## The task
Copy out each line in the material below that has the word "rate".

[Entries with figure data]
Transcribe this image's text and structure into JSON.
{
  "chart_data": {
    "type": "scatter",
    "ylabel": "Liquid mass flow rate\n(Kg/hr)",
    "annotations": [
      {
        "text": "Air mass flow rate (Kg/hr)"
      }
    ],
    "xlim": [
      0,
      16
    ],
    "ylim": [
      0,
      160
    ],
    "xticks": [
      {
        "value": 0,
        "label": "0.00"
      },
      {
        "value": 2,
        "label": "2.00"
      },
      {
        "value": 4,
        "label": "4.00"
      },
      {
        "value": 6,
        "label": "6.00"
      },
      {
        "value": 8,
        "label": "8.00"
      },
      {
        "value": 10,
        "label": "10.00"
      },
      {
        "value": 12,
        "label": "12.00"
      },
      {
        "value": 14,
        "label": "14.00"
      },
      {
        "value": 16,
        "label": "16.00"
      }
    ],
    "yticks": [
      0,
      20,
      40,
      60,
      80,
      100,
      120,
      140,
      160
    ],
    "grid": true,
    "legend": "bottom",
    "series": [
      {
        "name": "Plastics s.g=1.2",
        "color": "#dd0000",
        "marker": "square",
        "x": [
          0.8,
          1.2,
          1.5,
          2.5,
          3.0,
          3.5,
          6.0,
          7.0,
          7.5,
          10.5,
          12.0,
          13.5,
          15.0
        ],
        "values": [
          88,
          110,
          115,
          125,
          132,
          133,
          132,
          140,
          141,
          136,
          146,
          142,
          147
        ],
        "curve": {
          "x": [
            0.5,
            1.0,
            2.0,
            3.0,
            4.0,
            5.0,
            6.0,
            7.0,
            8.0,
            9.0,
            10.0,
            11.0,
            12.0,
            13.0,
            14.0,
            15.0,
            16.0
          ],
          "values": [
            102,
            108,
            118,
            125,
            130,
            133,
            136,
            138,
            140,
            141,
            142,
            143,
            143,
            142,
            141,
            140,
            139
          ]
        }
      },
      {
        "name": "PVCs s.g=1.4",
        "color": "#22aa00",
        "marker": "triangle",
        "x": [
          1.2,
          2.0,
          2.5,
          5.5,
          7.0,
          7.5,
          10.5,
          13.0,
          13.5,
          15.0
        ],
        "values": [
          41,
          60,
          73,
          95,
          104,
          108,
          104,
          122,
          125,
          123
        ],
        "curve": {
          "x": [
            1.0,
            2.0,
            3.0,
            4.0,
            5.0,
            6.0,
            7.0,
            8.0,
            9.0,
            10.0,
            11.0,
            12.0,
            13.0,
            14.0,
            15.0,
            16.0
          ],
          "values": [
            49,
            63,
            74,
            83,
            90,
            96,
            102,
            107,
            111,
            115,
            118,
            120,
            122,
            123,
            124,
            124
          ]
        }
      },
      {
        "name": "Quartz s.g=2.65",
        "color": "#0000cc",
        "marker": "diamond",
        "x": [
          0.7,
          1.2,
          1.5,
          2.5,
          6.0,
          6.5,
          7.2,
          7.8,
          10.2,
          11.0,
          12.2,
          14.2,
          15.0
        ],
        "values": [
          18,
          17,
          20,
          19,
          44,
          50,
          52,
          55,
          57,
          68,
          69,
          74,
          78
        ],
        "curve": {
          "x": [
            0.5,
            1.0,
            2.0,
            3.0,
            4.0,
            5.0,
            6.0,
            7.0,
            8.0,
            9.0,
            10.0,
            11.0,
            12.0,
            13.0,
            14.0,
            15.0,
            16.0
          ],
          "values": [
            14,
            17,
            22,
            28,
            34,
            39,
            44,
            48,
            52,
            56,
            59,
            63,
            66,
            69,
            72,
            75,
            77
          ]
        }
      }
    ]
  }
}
--
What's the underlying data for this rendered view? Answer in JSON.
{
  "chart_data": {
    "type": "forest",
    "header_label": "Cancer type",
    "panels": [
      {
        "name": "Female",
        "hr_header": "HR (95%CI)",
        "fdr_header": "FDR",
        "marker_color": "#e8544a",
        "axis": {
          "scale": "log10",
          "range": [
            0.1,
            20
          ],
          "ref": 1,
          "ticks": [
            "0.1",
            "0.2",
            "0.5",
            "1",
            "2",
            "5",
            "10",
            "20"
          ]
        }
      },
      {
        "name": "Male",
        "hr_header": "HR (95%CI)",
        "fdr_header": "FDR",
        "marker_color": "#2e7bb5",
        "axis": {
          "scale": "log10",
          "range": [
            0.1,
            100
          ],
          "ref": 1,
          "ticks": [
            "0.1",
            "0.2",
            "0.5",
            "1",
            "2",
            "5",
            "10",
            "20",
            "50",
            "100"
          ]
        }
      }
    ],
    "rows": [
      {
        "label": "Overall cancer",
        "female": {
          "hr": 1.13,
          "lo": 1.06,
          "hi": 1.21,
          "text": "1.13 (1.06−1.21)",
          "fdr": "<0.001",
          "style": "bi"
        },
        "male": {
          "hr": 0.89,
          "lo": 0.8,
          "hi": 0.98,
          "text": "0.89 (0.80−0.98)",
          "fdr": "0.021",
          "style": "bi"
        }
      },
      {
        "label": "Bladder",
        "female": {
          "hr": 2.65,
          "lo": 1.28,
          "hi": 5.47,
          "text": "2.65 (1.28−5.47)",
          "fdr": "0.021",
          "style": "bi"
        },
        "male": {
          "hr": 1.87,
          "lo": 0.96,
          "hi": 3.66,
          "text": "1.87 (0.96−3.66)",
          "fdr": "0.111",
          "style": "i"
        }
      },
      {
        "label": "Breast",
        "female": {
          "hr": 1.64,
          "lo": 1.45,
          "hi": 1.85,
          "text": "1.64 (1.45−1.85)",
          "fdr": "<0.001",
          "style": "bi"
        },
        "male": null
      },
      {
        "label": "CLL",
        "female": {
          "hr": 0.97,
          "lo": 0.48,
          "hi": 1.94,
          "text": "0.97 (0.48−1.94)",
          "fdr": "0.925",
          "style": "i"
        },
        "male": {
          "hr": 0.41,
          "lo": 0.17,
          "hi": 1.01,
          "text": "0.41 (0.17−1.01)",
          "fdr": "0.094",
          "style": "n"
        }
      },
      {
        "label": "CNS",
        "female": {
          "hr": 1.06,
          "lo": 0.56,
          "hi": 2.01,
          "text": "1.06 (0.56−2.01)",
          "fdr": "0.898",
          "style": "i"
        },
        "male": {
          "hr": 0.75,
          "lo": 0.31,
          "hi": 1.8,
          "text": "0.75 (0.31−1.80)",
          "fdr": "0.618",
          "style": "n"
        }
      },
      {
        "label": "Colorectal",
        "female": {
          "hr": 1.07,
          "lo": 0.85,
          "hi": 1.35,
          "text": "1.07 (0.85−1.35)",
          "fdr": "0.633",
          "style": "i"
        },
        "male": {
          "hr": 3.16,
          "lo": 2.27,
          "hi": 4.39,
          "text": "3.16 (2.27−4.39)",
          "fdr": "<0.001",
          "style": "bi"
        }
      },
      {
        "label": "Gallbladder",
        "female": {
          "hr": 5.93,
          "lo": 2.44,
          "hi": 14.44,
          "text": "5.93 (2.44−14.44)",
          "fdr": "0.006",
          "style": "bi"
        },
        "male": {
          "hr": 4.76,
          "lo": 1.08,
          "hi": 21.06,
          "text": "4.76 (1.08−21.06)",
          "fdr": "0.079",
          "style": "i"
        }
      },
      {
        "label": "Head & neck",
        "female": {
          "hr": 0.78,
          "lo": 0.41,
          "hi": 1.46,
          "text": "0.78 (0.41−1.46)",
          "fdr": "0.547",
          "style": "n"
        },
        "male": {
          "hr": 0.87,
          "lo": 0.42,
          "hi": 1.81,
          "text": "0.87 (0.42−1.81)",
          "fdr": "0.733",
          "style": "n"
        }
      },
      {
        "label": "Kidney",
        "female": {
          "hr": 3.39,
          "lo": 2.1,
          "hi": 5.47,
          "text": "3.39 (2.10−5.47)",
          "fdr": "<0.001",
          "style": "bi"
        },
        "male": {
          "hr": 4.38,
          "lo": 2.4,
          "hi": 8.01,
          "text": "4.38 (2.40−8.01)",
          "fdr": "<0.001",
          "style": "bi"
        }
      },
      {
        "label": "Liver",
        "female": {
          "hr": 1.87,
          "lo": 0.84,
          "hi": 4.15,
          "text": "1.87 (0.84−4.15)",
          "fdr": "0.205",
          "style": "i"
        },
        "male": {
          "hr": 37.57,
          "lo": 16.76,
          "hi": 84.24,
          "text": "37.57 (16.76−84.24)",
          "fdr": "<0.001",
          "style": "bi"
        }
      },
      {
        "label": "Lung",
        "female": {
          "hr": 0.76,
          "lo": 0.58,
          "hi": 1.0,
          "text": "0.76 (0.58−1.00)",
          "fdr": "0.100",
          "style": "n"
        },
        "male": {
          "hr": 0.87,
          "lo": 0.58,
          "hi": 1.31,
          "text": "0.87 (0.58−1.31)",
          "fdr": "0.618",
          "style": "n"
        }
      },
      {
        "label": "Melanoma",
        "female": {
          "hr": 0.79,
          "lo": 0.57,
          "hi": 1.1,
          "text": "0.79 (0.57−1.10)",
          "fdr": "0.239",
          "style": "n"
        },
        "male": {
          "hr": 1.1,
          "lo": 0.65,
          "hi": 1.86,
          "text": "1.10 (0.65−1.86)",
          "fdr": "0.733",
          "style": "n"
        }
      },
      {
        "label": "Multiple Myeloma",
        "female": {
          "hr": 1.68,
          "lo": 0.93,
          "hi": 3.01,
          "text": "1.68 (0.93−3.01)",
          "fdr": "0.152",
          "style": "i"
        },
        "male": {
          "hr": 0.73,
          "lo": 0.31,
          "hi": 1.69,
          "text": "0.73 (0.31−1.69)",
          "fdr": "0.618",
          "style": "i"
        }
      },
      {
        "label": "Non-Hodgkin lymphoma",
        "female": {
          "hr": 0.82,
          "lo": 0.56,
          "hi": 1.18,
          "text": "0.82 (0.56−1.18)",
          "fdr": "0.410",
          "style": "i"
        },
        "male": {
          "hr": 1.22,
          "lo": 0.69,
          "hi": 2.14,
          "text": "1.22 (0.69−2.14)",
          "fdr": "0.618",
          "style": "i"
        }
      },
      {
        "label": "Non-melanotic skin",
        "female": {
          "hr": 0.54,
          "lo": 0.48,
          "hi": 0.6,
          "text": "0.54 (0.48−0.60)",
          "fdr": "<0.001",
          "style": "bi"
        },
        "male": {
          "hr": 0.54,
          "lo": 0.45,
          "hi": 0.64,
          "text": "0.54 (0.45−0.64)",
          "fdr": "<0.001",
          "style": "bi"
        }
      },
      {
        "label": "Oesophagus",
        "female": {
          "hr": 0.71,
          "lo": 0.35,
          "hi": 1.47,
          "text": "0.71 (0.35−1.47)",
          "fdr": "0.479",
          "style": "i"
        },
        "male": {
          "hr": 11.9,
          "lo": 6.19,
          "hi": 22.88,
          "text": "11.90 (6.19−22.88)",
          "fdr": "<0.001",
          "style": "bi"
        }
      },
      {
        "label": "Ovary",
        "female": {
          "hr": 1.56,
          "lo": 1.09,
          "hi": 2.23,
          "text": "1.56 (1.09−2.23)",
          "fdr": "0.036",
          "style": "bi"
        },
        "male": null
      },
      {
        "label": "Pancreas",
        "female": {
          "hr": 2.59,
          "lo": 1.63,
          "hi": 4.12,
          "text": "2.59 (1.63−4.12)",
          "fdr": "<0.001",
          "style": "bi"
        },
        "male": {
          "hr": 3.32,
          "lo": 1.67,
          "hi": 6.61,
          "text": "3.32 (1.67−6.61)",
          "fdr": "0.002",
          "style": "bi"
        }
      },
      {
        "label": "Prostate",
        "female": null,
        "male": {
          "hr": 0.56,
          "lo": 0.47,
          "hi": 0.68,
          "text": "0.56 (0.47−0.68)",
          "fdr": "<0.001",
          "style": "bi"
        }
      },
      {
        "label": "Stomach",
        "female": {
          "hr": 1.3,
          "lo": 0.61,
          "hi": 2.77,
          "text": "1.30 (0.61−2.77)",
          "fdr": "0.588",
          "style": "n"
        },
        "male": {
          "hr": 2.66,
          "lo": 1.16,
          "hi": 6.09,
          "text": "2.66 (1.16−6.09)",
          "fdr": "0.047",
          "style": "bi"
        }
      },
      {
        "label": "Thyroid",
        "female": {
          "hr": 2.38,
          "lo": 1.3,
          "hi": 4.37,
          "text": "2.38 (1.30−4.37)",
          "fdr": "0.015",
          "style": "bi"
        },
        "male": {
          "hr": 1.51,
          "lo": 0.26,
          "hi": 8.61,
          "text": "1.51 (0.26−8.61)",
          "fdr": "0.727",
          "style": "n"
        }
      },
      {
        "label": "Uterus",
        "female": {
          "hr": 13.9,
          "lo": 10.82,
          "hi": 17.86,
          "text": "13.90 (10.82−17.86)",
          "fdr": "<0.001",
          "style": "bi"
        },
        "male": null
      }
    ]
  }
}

## Solution below
    "ylabel": "Liquid mass flow rate\n(Kg/hr)",
        "text": "Air mass flow rate (Kg/hr)"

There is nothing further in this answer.